RECORDS SHOWN:
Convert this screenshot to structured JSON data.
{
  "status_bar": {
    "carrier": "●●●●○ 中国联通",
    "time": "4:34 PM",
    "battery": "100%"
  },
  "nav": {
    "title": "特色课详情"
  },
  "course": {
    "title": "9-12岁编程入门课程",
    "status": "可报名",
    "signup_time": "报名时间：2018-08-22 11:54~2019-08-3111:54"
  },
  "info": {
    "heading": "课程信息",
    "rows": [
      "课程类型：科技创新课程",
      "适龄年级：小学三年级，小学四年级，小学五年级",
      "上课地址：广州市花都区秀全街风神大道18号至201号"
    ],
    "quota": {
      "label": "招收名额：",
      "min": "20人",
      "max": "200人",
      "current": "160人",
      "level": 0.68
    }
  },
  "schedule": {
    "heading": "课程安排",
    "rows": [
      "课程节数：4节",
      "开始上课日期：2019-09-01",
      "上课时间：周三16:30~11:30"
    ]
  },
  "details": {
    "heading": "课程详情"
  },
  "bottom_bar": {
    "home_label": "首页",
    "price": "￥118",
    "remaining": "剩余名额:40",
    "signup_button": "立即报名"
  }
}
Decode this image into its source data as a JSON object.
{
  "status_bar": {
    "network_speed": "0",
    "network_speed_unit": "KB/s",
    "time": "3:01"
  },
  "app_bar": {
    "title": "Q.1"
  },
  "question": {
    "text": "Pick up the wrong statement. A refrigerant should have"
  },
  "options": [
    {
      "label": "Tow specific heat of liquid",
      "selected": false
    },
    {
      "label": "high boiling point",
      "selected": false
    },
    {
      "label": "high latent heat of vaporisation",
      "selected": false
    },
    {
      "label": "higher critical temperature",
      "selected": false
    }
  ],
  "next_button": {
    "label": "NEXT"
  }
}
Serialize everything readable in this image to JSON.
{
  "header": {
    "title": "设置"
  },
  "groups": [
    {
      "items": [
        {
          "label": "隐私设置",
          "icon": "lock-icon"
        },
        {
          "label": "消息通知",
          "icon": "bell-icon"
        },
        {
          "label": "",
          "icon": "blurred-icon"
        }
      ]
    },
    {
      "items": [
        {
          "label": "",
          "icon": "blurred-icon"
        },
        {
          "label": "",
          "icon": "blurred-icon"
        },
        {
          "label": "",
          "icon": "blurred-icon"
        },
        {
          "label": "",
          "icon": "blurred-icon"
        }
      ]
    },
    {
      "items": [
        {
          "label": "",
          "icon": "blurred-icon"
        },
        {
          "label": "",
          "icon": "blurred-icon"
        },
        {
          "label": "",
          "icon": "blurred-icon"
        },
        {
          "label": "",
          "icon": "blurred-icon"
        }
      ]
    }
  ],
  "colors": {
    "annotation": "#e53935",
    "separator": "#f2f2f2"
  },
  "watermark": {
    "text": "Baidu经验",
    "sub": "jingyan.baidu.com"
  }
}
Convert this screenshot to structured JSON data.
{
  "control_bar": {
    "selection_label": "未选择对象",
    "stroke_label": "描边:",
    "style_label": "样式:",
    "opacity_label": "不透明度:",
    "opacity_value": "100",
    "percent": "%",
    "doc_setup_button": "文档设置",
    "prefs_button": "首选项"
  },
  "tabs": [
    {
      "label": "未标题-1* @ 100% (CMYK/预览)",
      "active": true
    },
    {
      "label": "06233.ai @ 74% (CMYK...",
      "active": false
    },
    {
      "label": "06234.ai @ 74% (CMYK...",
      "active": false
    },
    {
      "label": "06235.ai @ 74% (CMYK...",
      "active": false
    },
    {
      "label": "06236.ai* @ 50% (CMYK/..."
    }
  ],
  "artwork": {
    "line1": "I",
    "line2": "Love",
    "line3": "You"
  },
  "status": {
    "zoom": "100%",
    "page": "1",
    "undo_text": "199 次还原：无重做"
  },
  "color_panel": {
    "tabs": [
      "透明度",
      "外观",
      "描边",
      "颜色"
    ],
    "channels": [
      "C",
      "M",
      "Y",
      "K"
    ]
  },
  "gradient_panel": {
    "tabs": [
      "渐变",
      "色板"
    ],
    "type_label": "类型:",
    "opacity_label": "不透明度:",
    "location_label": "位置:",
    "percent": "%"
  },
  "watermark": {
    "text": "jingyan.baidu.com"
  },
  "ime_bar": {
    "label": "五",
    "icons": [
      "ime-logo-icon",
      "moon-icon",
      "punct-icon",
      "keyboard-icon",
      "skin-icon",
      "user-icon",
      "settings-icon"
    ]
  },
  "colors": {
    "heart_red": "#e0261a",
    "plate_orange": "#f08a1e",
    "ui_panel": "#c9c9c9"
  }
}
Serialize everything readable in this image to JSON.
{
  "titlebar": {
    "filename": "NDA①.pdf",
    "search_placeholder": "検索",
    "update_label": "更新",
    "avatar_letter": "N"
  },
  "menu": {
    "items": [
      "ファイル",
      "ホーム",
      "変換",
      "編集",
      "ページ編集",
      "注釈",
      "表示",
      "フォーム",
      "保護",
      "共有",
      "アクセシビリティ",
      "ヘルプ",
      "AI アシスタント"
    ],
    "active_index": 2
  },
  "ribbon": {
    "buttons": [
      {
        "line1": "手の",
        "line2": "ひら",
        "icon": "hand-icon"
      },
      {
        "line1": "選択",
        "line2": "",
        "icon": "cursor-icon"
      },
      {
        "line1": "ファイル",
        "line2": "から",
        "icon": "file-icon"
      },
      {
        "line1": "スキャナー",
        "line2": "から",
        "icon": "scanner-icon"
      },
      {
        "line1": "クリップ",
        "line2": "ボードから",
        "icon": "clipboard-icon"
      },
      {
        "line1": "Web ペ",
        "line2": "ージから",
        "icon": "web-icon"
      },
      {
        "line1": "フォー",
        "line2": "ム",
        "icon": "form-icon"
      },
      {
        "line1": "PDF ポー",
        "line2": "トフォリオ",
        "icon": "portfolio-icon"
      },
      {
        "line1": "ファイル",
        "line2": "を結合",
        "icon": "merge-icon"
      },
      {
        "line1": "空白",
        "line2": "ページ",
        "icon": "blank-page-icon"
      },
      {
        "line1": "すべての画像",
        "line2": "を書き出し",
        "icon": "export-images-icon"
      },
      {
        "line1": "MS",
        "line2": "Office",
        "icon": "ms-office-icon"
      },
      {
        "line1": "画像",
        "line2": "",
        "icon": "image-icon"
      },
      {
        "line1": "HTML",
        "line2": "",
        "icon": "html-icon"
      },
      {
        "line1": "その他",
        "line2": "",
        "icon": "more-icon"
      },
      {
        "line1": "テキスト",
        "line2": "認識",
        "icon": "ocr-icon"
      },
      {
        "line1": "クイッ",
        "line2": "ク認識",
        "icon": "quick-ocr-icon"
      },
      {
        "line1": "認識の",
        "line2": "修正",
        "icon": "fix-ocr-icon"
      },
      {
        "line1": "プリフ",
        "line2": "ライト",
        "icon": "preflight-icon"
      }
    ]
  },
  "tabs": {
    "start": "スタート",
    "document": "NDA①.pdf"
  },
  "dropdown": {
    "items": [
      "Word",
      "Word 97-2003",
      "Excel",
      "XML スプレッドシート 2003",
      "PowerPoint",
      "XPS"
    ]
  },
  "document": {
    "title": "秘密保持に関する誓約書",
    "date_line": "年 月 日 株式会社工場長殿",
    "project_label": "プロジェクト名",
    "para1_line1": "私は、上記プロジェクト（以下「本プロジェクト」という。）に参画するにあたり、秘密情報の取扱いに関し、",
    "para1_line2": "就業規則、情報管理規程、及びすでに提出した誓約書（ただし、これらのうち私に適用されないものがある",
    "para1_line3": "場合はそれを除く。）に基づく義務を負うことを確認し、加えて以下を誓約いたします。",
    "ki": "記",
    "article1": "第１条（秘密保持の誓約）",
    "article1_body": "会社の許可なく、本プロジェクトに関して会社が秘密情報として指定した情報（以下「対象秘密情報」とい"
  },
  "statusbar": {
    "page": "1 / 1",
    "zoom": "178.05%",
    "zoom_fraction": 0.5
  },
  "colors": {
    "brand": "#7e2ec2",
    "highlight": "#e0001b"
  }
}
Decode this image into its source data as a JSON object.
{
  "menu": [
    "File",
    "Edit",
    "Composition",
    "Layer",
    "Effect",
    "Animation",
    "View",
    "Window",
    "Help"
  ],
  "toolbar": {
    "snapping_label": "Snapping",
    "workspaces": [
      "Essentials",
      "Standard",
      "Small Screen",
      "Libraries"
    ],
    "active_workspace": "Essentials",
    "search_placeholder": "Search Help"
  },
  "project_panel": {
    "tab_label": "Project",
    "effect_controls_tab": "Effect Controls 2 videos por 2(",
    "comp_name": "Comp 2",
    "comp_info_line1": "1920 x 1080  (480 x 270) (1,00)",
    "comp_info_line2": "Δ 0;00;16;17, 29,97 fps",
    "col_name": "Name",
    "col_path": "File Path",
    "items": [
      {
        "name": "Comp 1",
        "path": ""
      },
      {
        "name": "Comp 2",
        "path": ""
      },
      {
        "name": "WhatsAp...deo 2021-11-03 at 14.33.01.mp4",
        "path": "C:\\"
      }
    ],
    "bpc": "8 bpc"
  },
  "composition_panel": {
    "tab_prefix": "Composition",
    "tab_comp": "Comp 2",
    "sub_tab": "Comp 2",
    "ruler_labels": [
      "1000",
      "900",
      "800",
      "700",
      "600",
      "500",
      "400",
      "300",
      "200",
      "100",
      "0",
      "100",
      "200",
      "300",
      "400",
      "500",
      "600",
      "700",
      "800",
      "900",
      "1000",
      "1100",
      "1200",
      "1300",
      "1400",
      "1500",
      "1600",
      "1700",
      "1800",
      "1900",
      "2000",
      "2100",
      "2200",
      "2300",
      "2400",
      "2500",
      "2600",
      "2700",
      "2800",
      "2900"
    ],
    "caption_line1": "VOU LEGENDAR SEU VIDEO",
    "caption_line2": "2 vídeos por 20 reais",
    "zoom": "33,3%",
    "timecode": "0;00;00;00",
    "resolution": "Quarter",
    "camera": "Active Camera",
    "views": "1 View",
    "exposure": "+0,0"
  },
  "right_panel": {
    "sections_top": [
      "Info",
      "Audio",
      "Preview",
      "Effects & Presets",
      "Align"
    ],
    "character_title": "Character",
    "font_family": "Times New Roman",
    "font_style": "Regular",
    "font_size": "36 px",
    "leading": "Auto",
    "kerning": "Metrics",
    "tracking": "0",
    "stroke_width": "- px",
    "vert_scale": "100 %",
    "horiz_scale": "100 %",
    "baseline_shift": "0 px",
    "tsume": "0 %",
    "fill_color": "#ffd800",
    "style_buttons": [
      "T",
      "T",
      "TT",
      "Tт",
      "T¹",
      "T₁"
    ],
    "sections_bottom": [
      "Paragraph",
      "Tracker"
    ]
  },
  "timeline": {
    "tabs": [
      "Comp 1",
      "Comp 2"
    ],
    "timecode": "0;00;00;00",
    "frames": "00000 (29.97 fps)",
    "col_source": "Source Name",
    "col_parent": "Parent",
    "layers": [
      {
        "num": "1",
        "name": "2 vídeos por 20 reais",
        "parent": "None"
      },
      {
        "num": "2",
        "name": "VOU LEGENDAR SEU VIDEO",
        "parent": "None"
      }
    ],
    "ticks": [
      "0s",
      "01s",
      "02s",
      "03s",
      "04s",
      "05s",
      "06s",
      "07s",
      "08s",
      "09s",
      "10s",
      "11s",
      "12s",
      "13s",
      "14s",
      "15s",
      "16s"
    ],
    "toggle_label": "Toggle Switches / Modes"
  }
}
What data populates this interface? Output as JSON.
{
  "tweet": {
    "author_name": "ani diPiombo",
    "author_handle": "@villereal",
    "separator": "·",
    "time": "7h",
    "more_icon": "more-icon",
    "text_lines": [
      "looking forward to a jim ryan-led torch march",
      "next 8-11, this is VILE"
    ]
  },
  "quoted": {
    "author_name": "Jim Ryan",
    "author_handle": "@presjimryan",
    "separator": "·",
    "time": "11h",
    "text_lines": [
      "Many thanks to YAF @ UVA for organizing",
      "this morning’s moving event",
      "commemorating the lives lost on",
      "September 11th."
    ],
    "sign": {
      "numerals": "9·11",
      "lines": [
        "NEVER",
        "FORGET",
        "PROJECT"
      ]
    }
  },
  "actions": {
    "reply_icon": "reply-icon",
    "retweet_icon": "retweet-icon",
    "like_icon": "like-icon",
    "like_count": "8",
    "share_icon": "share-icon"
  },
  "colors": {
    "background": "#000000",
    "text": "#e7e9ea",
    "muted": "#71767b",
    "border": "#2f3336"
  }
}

DIRECTION: Find the line that contains "What data populates". Repeat it and every line after it, exactly as written, up to and including the last line of the records above.

EXPECTED OUTPUT:
What data populates this interface? Output as JSON.
{
  "tweet": {
    "author_name": "ani diPiombo",
    "author_handle": "@villereal",
    "separator": "·",
    "time": "7h",
    "more_icon": "more-icon",
    "text_lines": [
      "looking forward to a jim ryan-led torch march",
      "next 8-11, this is VILE"
    ]
  },
  "quoted": {
    "author_name": "Jim Ryan",
    "author_handle": "@presjimryan",
    "separator": "·",
    "time": "11h",
    "text_lines": [
      "Many thanks to YAF @ UVA for organizing",
      "this morning’s moving event",
      "commemorating the lives lost on",
      "September 11th."
    ],
    "sign": {
      "numerals": "9·11",
      "lines": [
        "NEVER",
        "FORGET",
        "PROJECT"
      ]
    }
  },
  "actions": {
    "reply_icon": "reply-icon",
    "retweet_icon": "retweet-icon",
    "like_icon": "like-icon",
    "like_count": "8",
    "share_icon": "share-icon"
  },
  "colors": {
    "background": "#000000",
    "text": "#e7e9ea",
    "muted": "#71767b",
    "border": "#2f3336"
  }
}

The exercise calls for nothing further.